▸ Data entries
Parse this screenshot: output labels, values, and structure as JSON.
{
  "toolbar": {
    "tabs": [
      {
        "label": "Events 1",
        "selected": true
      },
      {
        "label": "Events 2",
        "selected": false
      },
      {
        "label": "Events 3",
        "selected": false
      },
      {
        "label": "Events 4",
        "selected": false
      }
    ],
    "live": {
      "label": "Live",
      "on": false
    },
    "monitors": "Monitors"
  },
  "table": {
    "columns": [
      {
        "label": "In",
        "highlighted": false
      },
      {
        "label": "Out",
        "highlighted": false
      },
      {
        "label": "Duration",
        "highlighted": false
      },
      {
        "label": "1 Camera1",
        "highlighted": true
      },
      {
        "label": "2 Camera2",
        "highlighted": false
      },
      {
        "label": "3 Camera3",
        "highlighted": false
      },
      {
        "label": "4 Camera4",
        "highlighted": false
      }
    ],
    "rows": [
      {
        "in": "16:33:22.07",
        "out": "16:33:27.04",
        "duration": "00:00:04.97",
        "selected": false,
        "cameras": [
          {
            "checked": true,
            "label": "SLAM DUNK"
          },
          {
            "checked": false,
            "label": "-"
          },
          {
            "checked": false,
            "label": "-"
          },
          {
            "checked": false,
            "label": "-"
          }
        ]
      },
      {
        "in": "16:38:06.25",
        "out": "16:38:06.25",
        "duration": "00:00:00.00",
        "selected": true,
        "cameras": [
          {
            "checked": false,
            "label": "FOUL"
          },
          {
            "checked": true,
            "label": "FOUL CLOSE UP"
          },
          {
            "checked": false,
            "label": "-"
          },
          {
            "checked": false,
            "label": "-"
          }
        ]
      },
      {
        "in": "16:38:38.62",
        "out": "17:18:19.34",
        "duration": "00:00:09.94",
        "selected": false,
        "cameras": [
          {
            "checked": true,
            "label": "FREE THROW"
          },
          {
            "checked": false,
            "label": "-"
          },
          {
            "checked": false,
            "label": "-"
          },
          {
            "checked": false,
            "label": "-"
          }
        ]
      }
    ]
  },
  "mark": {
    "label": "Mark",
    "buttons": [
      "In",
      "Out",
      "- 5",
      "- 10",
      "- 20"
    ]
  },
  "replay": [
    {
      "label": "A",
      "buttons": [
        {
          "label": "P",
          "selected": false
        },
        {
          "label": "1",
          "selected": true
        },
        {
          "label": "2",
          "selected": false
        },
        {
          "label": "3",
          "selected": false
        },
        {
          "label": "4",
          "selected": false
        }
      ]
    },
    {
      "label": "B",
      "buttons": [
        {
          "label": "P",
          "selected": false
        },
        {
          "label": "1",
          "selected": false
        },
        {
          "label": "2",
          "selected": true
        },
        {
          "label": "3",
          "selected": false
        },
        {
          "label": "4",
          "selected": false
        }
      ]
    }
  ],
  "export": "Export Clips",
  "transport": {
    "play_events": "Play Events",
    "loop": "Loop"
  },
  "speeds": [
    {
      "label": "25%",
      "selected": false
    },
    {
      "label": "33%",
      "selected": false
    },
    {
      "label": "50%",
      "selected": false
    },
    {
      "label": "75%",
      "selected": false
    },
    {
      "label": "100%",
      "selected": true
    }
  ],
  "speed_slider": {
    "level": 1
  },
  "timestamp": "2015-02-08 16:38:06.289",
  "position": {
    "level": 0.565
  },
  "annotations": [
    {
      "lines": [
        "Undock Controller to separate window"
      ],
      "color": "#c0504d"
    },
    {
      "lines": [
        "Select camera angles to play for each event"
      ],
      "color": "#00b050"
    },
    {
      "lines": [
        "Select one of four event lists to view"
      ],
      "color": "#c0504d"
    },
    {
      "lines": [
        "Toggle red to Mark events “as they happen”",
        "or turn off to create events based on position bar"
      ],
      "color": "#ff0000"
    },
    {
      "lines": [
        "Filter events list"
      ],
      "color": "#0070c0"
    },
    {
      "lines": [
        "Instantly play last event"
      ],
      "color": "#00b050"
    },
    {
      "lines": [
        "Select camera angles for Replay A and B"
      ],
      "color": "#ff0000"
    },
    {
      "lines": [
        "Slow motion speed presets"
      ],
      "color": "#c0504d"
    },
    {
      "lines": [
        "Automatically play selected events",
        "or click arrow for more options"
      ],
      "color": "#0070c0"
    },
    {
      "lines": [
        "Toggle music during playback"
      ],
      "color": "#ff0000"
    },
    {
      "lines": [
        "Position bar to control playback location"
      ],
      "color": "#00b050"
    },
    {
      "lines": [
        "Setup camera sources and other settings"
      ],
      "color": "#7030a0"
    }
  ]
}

▸ WHAT YOU SHOULD DO
Exactly as written, please output every entry.

▸ EXERCISE RESPONSE
Parse this screenshot: output labels, values, and structure as JSON.
{
  "toolbar": {
    "tabs": [
      {
        "label": "Events 1",
        "selected": true
      },
      {
        "label": "Events 2",
        "selected": false
      },
      {
        "label": "Events 3",
        "selected": false
      },
      {
        "label": "Events 4",
        "selected": false
      }
    ],
    "live": {
      "label": "Live",
      "on": false
    },
    "monitors": "Monitors"
  },
  "table": {
    "columns": [
      {
        "label": "In",
        "highlighted": false
      },
      {
        "label": "Out",
        "highlighted": false
      },
      {
        "label": "Duration",
        "highlighted": false
      },
      {
        "label": "1 Camera1",
        "highlighted": true
      },
      {
        "label": "2 Camera2",
        "highlighted": false
      },
      {
        "label": "3 Camera3",
        "highlighted": false
      },
      {
        "label": "4 Camera4",
        "highlighted": false
      }
    ],
    "rows": [
      {
        "in": "16:33:22.07",
        "out": "16:33:27.04",
        "duration": "00:00:04.97",
        "selected": false,
        "cameras": [
          {
            "checked": true,
            "label": "SLAM DUNK"
          },
          {
            "checked": false,
            "label": "-"
          },
          {
            "checked": false,
            "label": "-"
          },
          {
            "checked": false,
            "label": "-"
          }
        ]
      },
      {
        "in": "16:38:06.25",
        "out": "16:38:06.25",
        "duration": "00:00:00.00",
        "selected": true,
        "cameras": [
          {
            "checked": false,
            "label": "FOUL"
          },
          {
            "checked": true,
            "label": "FOUL CLOSE UP"
          },
          {
            "checked": false,
            "label": "-"
          },
          {
            "checked": false,
            "label": "-"
          }
        ]
      },
      {
        "in": "16:38:38.62",
        "out": "17:18:19.34",
        "duration": "00:00:09.94",
        "selected": false,
        "cameras": [
          {
            "checked": true,
            "label": "FREE THROW"
          },
          {
            "checked": false,
            "label": "-"
          },
          {
            "checked": false,
            "label": "-"
          },
          {
            "checked": false,
            "label": "-"
          }
        ]
      }
    ]
  },
  "mark": {
    "label": "Mark",
    "buttons": [
      "In",
      "Out",
      "- 5",
      "- 10",
      "- 20"
    ]
  },
  "replay": [
    {
      "label": "A",
      "buttons": [
        {
          "label": "P",
          "selected": false
        },
        {
          "label": "1",
          "selected": true
        },
        {
          "label": "2",
          "selected": false
        },
        {
          "label": "3",
          "selected": false
        },
        {
          "label": "4",
          "selected": false
        }
      ]
    },
    {
      "label": "B",
      "buttons": [
        {
          "label": "P",
          "selected": false
        },
        {
          "label": "1",
          "selected": false
        },
        {
          "label": "2",
          "selected": true
        },
        {
          "label": "3",
          "selected": false
        },
        {
          "label": "4",
          "selected": false
        }
      ]
    }
  ],
  "export": "Export Clips",
  "transport": {
    "play_events": "Play Events",
    "loop": "Loop"
  },
  "speeds": [
    {
      "label": "25%",
      "selected": false
    },
    {
      "label": "33%",
      "selected": false
    },
    {
      "label": "50%",
      "selected": false
    },
    {
      "label": "75%",
      "selected": false
    },
    {
      "label": "100%",
      "selected": true
    }
  ],
  "speed_slider": {
    "level": 1
  },
  "timestamp": "2015-02-08 16:38:06.289",
  "position": {
    "level": 0.565
  },
  "annotations": [
    {
      "lines": [
        "Undock Controller to separate window"
      ],
      "color": "#c0504d"
    },
    {
      "lines": [
        "Select camera angles to play for each event"
      ],
      "color": "#00b050"
    },
    {
      "lines": [
        "Select one of four event lists to view"
      ],
      "color": "#c0504d"
    },
    {
      "lines": [
        "Toggle red to Mark events “as they happen”",
        "or turn off to create events based on position bar"
      ],
      "color": "#ff0000"
    },
    {
      "lines": [
        "Filter events list"
      ],
      "color": "#0070c0"
    },
    {
      "lines": [
        "Instantly play last event"
      ],
      "color": "#00b050"
    },
    {
      "lines": [
        "Select camera angles for Replay A and B"
      ],
      "color": "#ff0000"
    },
    {
      "lines": [
        "Slow motion speed presets"
      ],
      "color": "#c0504d"
    },
    {
      "lines": [
        "Automatically play selected events",
        "or click arrow for more options"
      ],
      "color": "#0070c0"
    },
    {
      "lines": [
        "Toggle music during playback"
      ],
      "color": "#ff0000"
    },
    {
      "lines": [
        "Position bar to control playback location"
      ],
      "color": "#00b050"
    },
    {
      "lines": [
        "Setup camera sources and other settings"
      ],
      "color": "#7030a0"
    }
  ]
}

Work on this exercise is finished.